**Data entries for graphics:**
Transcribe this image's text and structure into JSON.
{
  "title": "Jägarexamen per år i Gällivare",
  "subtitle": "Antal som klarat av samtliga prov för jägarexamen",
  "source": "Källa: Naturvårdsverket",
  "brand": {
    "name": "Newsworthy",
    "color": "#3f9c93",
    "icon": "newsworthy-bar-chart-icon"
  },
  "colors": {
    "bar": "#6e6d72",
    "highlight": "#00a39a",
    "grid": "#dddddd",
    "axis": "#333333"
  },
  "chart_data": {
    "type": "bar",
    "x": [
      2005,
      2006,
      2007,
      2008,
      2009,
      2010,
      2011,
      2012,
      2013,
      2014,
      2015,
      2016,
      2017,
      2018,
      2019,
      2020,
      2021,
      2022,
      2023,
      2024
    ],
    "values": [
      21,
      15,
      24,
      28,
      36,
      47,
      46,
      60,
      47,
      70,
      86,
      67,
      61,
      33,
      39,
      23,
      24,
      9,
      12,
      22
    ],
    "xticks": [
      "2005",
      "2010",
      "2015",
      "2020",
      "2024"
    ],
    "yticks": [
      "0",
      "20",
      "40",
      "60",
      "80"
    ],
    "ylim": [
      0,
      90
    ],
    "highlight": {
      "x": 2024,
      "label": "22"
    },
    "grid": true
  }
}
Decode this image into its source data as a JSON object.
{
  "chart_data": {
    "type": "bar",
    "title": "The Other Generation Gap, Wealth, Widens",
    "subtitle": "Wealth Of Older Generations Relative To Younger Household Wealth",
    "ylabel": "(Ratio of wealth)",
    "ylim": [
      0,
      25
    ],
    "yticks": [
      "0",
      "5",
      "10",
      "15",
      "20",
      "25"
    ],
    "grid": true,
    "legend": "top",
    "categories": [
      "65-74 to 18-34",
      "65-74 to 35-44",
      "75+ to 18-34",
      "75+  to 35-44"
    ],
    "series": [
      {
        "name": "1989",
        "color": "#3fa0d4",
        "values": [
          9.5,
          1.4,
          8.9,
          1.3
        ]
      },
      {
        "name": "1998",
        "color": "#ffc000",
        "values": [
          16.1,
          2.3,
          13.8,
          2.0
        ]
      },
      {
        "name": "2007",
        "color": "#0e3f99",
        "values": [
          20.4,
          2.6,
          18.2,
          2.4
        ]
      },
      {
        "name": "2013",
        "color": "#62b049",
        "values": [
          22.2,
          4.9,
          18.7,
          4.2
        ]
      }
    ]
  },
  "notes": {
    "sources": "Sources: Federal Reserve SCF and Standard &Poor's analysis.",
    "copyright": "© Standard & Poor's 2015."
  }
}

**What is required:** Pick out all lines from the data above in which the word "into" appears.

**Correct answer:**
Transcribe this image's text and structure into JSON.
Decode this image into its source data as a JSON object.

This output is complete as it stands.